_The records_
- - - - - - -

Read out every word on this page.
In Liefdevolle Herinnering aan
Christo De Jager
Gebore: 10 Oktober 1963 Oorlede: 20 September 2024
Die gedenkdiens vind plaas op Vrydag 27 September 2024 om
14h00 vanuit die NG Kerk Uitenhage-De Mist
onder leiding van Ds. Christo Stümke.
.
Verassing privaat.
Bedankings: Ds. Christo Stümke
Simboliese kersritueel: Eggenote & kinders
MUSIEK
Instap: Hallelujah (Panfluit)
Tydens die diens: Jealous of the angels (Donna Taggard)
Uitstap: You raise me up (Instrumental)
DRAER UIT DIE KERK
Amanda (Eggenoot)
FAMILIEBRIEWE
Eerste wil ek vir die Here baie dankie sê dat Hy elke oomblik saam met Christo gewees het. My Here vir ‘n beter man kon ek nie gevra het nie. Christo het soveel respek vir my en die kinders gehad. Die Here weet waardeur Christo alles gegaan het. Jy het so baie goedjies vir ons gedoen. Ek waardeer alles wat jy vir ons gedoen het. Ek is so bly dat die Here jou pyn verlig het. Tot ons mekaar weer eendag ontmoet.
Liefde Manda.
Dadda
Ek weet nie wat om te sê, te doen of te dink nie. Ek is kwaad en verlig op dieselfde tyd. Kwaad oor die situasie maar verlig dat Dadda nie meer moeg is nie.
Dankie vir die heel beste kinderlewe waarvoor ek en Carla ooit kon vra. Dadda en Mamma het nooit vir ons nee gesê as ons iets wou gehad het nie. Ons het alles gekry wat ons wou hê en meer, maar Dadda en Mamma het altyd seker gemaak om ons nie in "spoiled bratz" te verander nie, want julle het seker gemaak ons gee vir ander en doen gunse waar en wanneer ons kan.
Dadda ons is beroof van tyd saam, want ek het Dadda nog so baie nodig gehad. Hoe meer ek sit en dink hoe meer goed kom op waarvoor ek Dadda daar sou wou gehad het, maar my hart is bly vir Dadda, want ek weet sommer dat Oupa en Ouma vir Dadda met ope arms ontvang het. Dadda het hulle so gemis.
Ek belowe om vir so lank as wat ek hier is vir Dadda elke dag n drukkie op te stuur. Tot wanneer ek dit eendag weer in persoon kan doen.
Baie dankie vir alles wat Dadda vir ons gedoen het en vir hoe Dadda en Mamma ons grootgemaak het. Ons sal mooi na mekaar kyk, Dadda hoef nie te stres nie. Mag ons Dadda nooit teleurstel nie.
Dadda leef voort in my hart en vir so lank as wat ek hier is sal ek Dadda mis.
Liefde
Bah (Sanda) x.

- - - - - - -

_Task brief_
Extract the full listing above without alteration.

_Output of the exercise_
Read out every word on this page.
In Liefdevolle Herinnering aan
Christo De Jager
Gebore: 10 Oktober 1963 Oorlede: 20 September 2024
Die gedenkdiens vind plaas op Vrydag 27 September 2024 om
14h00 vanuit die NG Kerk Uitenhage-De Mist
onder leiding van Ds. Christo Stümke.
.
Verassing privaat.
Bedankings: Ds. Christo Stümke
Simboliese kersritueel: Eggenote & kinders
MUSIEK
Instap: Hallelujah (Panfluit)
Tydens die diens: Jealous of the angels (Donna Taggard)
Uitstap: You raise me up (Instrumental)
DRAER UIT DIE KERK
Amanda (Eggenoot)
FAMILIEBRIEWE
Eerste wil ek vir die Here baie dankie sê dat Hy elke oomblik saam met Christo gewees het. My Here vir ‘n beter man kon ek nie gevra het nie. Christo het soveel respek vir my en die kinders gehad. Die Here weet waardeur Christo alles gegaan het. Jy het so baie goedjies vir ons gedoen. Ek waardeer alles wat jy vir ons gedoen het. Ek is so bly dat die Here jou pyn verlig het. Tot ons mekaar weer eendag ontmoet.
Liefde Manda.
Dadda
Ek weet nie wat om te sê, te doen of te dink nie. Ek is kwaad en verlig op dieselfde tyd. Kwaad oor die situasie maar verlig dat Dadda nie meer moeg is nie.
Dankie vir die heel beste kinderlewe waarvoor ek en Carla ooit kon vra. Dadda en Mamma het nooit vir ons nee gesê as ons iets wou gehad het nie. Ons het alles gekry wat ons wou hê en meer, maar Dadda en Mamma het altyd seker gemaak om ons nie in "spoiled bratz" te verander nie, want julle het seker gemaak ons gee vir ander en doen gunse waar en wanneer ons kan.
Dadda ons is beroof van tyd saam, want ek het Dadda nog so baie nodig gehad. Hoe meer ek sit en dink hoe meer goed kom op waarvoor ek Dadda daar sou wou gehad het, maar my hart is bly vir Dadda, want ek weet sommer dat Oupa en Ouma vir Dadda met ope arms ontvang het. Dadda het hulle so gemis.
Ek belowe om vir so lank as wat ek hier is vir Dadda elke dag n drukkie op te stuur. Tot wanneer ek dit eendag weer in persoon kan doen.
Baie dankie vir alles wat Dadda vir ons gedoen het en vir hoe Dadda en Mamma ons grootgemaak het. Ons sal mooi na mekaar kyk, Dadda hoef nie te stres nie. Mag ons Dadda nooit teleurstel nie.
Dadda leef voort in my hart en vir so lank as wat ek hier is sal ek Dadda mis.
Liefde
Bah (Sanda) x.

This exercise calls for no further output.